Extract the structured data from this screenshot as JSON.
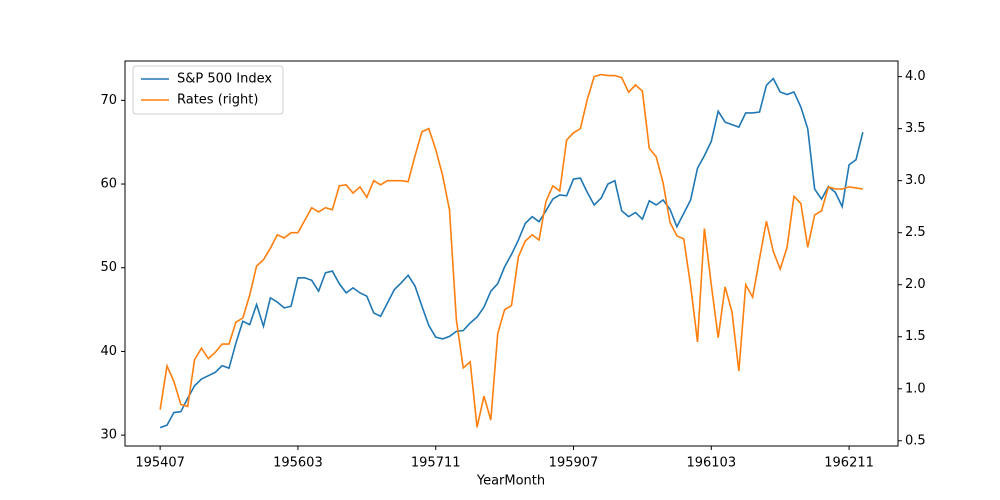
{
  "chart_data": {
    "type": "line",
    "xlabel": "YearMonth",
    "categories": [
      "195407",
      null,
      null,
      null,
      null,
      null,
      null,
      null,
      null,
      null,
      null,
      null,
      null,
      null,
      null,
      null,
      null,
      null,
      null,
      null,
      "195603",
      null,
      null,
      null,
      null,
      null,
      null,
      null,
      null,
      null,
      null,
      null,
      null,
      null,
      null,
      null,
      null,
      null,
      null,
      null,
      "195711",
      null,
      null,
      null,
      null,
      null,
      null,
      null,
      null,
      null,
      null,
      null,
      null,
      null,
      null,
      null,
      null,
      null,
      null,
      null,
      "195907",
      null,
      null,
      null,
      null,
      null,
      null,
      null,
      null,
      null,
      null,
      null,
      null,
      null,
      null,
      null,
      null,
      null,
      null,
      null,
      "196103",
      null,
      null,
      null,
      null,
      null,
      null,
      null,
      null,
      null,
      null,
      null,
      null,
      null,
      null,
      null,
      null,
      null,
      null,
      null,
      "196211",
      null,
      null
    ],
    "series": [
      {
        "name": "S&P 500 Index",
        "color": "#1f77b4",
        "axis": "y",
        "values": [
          30.9,
          31.2,
          32.7,
          32.8,
          34.4,
          35.9,
          36.7,
          37.1,
          37.5,
          38.3,
          38.0,
          41.0,
          43.6,
          43.2,
          45.6,
          43.0,
          46.4,
          45.9,
          45.2,
          45.4,
          48.8,
          48.8,
          48.5,
          47.2,
          49.4,
          49.6,
          48.1,
          47.0,
          47.6,
          47.0,
          46.6,
          44.6,
          44.2,
          45.8,
          47.4,
          48.2,
          49.1,
          47.8,
          45.4,
          43.1,
          41.7,
          41.5,
          41.8,
          42.4,
          42.5,
          43.4,
          44.1,
          45.3,
          47.2,
          48.1,
          50.1,
          51.6,
          53.3,
          55.3,
          56.1,
          55.5,
          56.8,
          58.2,
          58.7,
          58.6,
          60.6,
          60.7,
          59.0,
          57.5,
          58.3,
          60.0,
          60.4,
          56.8,
          56.1,
          56.6,
          55.8,
          58.0,
          57.5,
          58.1,
          57.0,
          54.9,
          56.5,
          58.1,
          61.9,
          63.4,
          65.1,
          68.7,
          67.4,
          67.1,
          66.8,
          68.5,
          68.5,
          68.6,
          71.8,
          72.6,
          71.0,
          70.7,
          71.0,
          69.2,
          66.6,
          59.4,
          58.2,
          59.7,
          59.0,
          57.3,
          62.3,
          62.9,
          66.2
        ]
      },
      {
        "name": "Rates (right)",
        "color": "#ff7f0e",
        "axis": "y2",
        "values": [
          0.8,
          1.22,
          1.07,
          0.85,
          0.83,
          1.28,
          1.39,
          1.29,
          1.35,
          1.43,
          1.43,
          1.64,
          1.68,
          1.9,
          2.18,
          2.24,
          2.35,
          2.48,
          2.45,
          2.5,
          2.5,
          2.62,
          2.74,
          2.7,
          2.74,
          2.72,
          2.95,
          2.96,
          2.88,
          2.94,
          2.84,
          3.0,
          2.96,
          3.0,
          3.0,
          3.0,
          2.99,
          3.24,
          3.47,
          3.5,
          3.3,
          3.05,
          2.72,
          1.66,
          1.2,
          1.26,
          0.63,
          0.93,
          0.7,
          1.53,
          1.76,
          1.8,
          2.27,
          2.42,
          2.48,
          2.43,
          2.8,
          2.95,
          2.9,
          3.39,
          3.46,
          3.5,
          3.78,
          4.0,
          4.02,
          4.01,
          4.01,
          3.99,
          3.85,
          3.92,
          3.86,
          3.31,
          3.23,
          2.98,
          2.6,
          2.47,
          2.44,
          1.99,
          1.45,
          2.54,
          2.0,
          1.49,
          1.98,
          1.74,
          1.17,
          2.0,
          1.88,
          2.25,
          2.61,
          2.32,
          2.15,
          2.36,
          2.85,
          2.78,
          2.36,
          2.67,
          2.71,
          2.94,
          2.92,
          2.92,
          2.94,
          2.93,
          2.92
        ]
      }
    ],
    "ylim": [
      28.7,
      74.7
    ],
    "yticks": [
      30,
      40,
      50,
      60,
      70
    ],
    "y2lim": [
      0.45,
      4.15
    ],
    "y2ticks": [
      0.5,
      {
        "value": 1,
        "label": "1.0"
      },
      1.5,
      {
        "value": 2,
        "label": "2.0"
      },
      2.5,
      {
        "value": 3,
        "label": "3.0"
      },
      3.5,
      {
        "value": 4,
        "label": "4.0"
      }
    ],
    "legend": "upper left"
  }
}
┄┄┄┄┄┄┄┄┄┄┄┄┄┄┄┄┄┄┄┄
- WRITTEN PROBLEM
Using the data above, write out every line exactly, leaving the images behind.

- SOLVED EXERCISE
Extract the structured data from this screenshot as JSON.
{
  "chart_data": {
    "type": "line",
    "xlabel": "YearMonth",
    "categories": [
      "195407",
      null,
      null,
      null,
      null,
      null,
      null,
      null,
      null,
      null,
      null,
      null,
      null,
      null,
      null,
      null,
      null,
      null,
      null,
      null,
      "195603",
      null,
      null,
      null,
      null,
      null,
      null,
      null,
      null,
      null,
      null,
      null,
      null,
      null,
      null,
      null,
      null,
      null,
      null,
      null,
      "195711",
      null,
      null,
      null,
      null,
      null,
      null,
      null,
      null,
      null,
      null,
      null,
      null,
      null,
      null,
      null,
      null,
      null,
      null,
      null,
      "195907",
      null,
      null,
      null,
      null,
      null,
      null,
      null,
      null,
      null,
      null,
      null,
      null,
      null,
      null,
      null,
      null,
      null,
      null,
      null,
      "196103",
      null,
      null,
      null,
      null,
      null,
      null,
      null,
      null,
      null,
      null,
      null,
      null,
      null,
      null,
      null,
      null,
      null,
      null,
      null,
      "196211",
      null,
      null
    ],
    "series": [
      {
        "name": "S&P 500 Index",
        "color": "#1f77b4",
        "axis": "y",
        "values": [
          30.9,
          31.2,
          32.7,
          32.8,
          34.4,
          35.9,
          36.7,
          37.1,
          37.5,
          38.3,
          38.0,
          41.0,
          43.6,
          43.2,
          45.6,
          43.0,
          46.4,
          45.9,
          45.2,
          45.4,
          48.8,
          48.8,
          48.5,
          47.2,
          49.4,
          49.6,
          48.1,
          47.0,
          47.6,
          47.0,
          46.6,
          44.6,
          44.2,
          45.8,
          47.4,
          48.2,
          49.1,
          47.8,
          45.4,
          43.1,
          41.7,
          41.5,
          41.8,
          42.4,
          42.5,
          43.4,
          44.1,
          45.3,
          47.2,
          48.1,
          50.1,
          51.6,
          53.3,
          55.3,
          56.1,
          55.5,
          56.8,
          58.2,
          58.7,
          58.6,
          60.6,
          60.7,
          59.0,
          57.5,
          58.3,
          60.0,
          60.4,
          56.8,
          56.1,
          56.6,
          55.8,
          58.0,
          57.5,
          58.1,
          57.0,
          54.9,
          56.5,
          58.1,
          61.9,
          63.4,
          65.1,
          68.7,
          67.4,
          67.1,
          66.8,
          68.5,
          68.5,
          68.6,
          71.8,
          72.6,
          71.0,
          70.7,
          71.0,
          69.2,
          66.6,
          59.4,
          58.2,
          59.7,
          59.0,
          57.3,
          62.3,
          62.9,
          66.2
        ]
      },
      {
        "name": "Rates (right)",
        "color": "#ff7f0e",
        "axis": "y2",
        "values": [
          0.8,
          1.22,
          1.07,
          0.85,
          0.83,
          1.28,
          1.39,
          1.29,
          1.35,
          1.43,
          1.43,
          1.64,
          1.68,
          1.9,
          2.18,
          2.24,
          2.35,
          2.48,
          2.45,
          2.5,
          2.5,
          2.62,
          2.74,
          2.7,
          2.74,
          2.72,
          2.95,
          2.96,
          2.88,
          2.94,
          2.84,
          3.0,
          2.96,
          3.0,
          3.0,
          3.0,
          2.99,
          3.24,
          3.47,
          3.5,
          3.3,
          3.05,
          2.72,
          1.66,
          1.2,
          1.26,
          0.63,
          0.93,
          0.7,
          1.53,
          1.76,
          1.8,
          2.27,
          2.42,
          2.48,
          2.43,
          2.8,
          2.95,
          2.9,
          3.39,
          3.46,
          3.5,
          3.78,
          4.0,
          4.02,
          4.01,
          4.01,
          3.99,
          3.85,
          3.92,
          3.86,
          3.31,
          3.23,
          2.98,
          2.6,
          2.47,
          2.44,
          1.99,
          1.45,
          2.54,
          2.0,
          1.49,
          1.98,
          1.74,
          1.17,
          2.0,
          1.88,
          2.25,
          2.61,
          2.32,
          2.15,
          2.36,
          2.85,
          2.78,
          2.36,
          2.67,
          2.71,
          2.94,
          2.92,
          2.92,
          2.94,
          2.93,
          2.92
        ]
      }
    ],
    "ylim": [
      28.7,
      74.7
    ],
    "yticks": [
      30,
      40,
      50,
      60,
      70
    ],
    "y2lim": [
      0.45,
      4.15
    ],
    "y2ticks": [
      0.5,
      {
        "value": 1,
        "label": "1.0"
      },
      1.5,
      {
        "value": 2,
        "label": "2.0"
      },
      2.5,
      {
        "value": 3,
        "label": "3.0"
      },
      3.5,
      {
        "value": 4,
        "label": "4.0"
      }
    ],
    "legend": "upper left"
  }
}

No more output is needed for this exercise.